▸ **Exercise requirements**
Write out the listing below in full and exactly, leaving out every picture.
** start Dataset records **
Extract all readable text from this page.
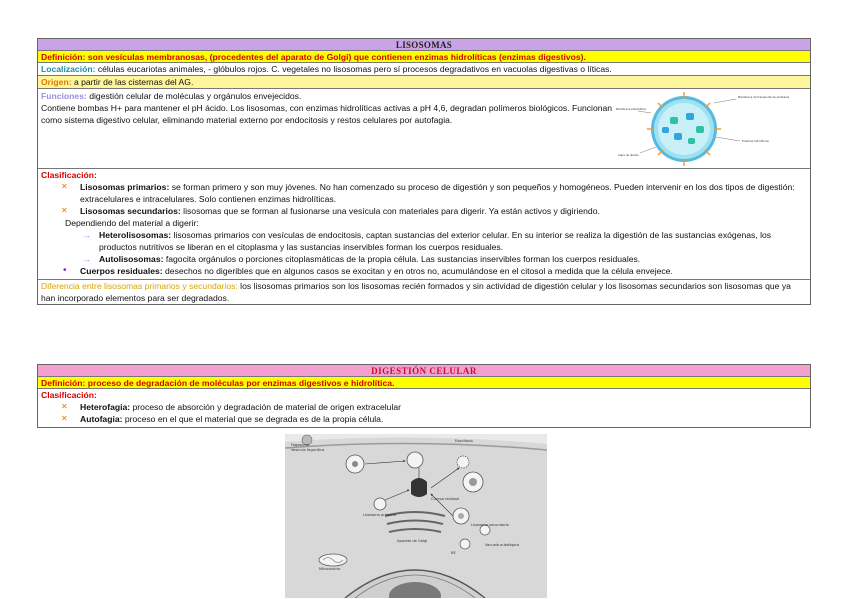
LISOSOMAS
Definición: son vesículas membranosas, (procedentes del aparato de Golgi) que contienen enzimas hidrolíticas (enzimas digestivos).
Localización: células eucariotas animales, - glóbulos rojos. C. vegetales no lisosomas pero sí procesos degradativos en vacuolas digestivas o líticas.
Origen: a partir de las cisternas del AG.
Funciones: digestión celular de moléculas y orgánulos envejecidos.
Contiene bombas H+ para mantener el pH ácido. Los lisosomas, con enzimas hidrolíticas activas a pH 4,6, degradan polímeros biológicos. Funcionan como sistema digestivo celular, eliminando material externo por endocitosis y restos celulares por autofagia.
Membrana plasmática
Membrana de transporte de proteínas
Enzimas hidrolíticas
Capa de lípidos
Clasificación:
✕ Lisosomas primarios: se forman primero y son muy jóvenes. No han comenzado su proceso de digestión y son pequeños y homogéneos. Pueden intervenir en los dos tipos de digestión: extracelulares e intracelulares. Solo contienen enzimas hidrolíticas.
✕ Lisosomas secundarios: lisosomas que se forman al fusionarse una vesícula con materiales para digerir. Ya están activos y digiriendo.
Dependiendo del material a digerir:
→ Heterolisosomas: lisosomas primarios con vesículas de endocitosis, captan sustancias del exterior celular. En su interior se realiza la digestión de las sustancias exógenas, los productos nutritivos se liberan en el citoplasma y las sustancias inservibles forman los cuerpos residuales.
→ Autolisosomas: fagocita orgánulos o porciones citoplasmáticas de la propia célula. Las sustancias inservibles forman los cuerpos residuales.
• Cuerpos residuales: desechos no digeribles que en algunos casos se exocitan y en otros no, acumulándose en el citosol a medida que la célula envejece.
Diferencia entre lisosomas primarios y secundarios: los lisosomas primarios son los lisosomas recién formados y sin actividad de digestión celular y los lisosomas secundarios son lisosomas que ya han incorporado elementos para ser degradados.
DIGESTIÓN CELULAR
Definición: proceso de degradación de moléculas por enzimas digestivos e hidrolítica.
Clasificación:
✕ Heterofagia: proceso de absorción y degradación de material de origen extracelular
✕ Autofagia: proceso en el que el material que se degrada es de la propia célula.
Fagosoma
Vesícula fagocítica
Exocitosis
Lisosoma primario
Lisosoma secundario
Cuerpo residual
Aparato de Golgi
RE
Mitocondria
Vacuola autofágica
** end Dataset records **
▸ **Answer in full**
Extract all readable text from this page.
LISOSOMAS
Definición: son vesículas membranosas, (procedentes del aparato de Golgi) que contienen enzimas hidrolíticas (enzimas digestivos).
Localización: células eucariotas animales, - glóbulos rojos. C. vegetales no lisosomas pero sí procesos degradativos en vacuolas digestivas o líticas.
Origen: a partir de las cisternas del AG.
Funciones: digestión celular de moléculas y orgánulos envejecidos.
Contiene bombas H+ para mantener el pH ácido. Los lisosomas, con enzimas hidrolíticas activas a pH 4,6, degradan polímeros biológicos. Funcionan como sistema digestivo celular, eliminando material externo por endocitosis y restos celulares por autofagia.
Membrana plasmática
Membrana de transporte de proteínas
Enzimas hidrolíticas
Capa de lípidos
Clasificación:
✕ Lisosomas primarios: se forman primero y son muy jóvenes. No han comenzado su proceso de digestión y son pequeños y homogéneos. Pueden intervenir en los dos tipos de digestión: extracelulares e intracelulares. Solo contienen enzimas hidrolíticas.
✕ Lisosomas secundarios: lisosomas que se forman al fusionarse una vesícula con materiales para digerir. Ya están activos y digiriendo.
Dependiendo del material a digerir:
→ Heterolisosomas: lisosomas primarios con vesículas de endocitosis, captan sustancias del exterior celular. En su interior se realiza la digestión de las sustancias exógenas, los productos nutritivos se liberan en el citoplasma y las sustancias inservibles forman los cuerpos residuales.
→ Autolisosomas: fagocita orgánulos o porciones citoplasmáticas de la propia célula. Las sustancias inservibles forman los cuerpos residuales.
• Cuerpos residuales: desechos no digeribles que en algunos casos se exocitan y en otros no, acumulándose en el citosol a medida que la célula envejece.
Diferencia entre lisosomas primarios y secundarios: los lisosomas primarios son los lisosomas recién formados y sin actividad de digestión celular y los lisosomas secundarios son lisosomas que ya han incorporado elementos para ser degradados.
DIGESTIÓN CELULAR
Definición: proceso de degradación de moléculas por enzimas digestivos e hidrolítica.
Clasificación:
✕ Heterofagia: proceso de absorción y degradación de material de origen extracelular
✕ Autofagia: proceso en el que el material que se degrada es de la propia célula.
Fagosoma
Vesícula fagocítica
Exocitosis
Lisosoma primario
Lisosoma secundario
Cuerpo residual
Aparato de Golgi
RE
Mitocondria
Vacuola autofágica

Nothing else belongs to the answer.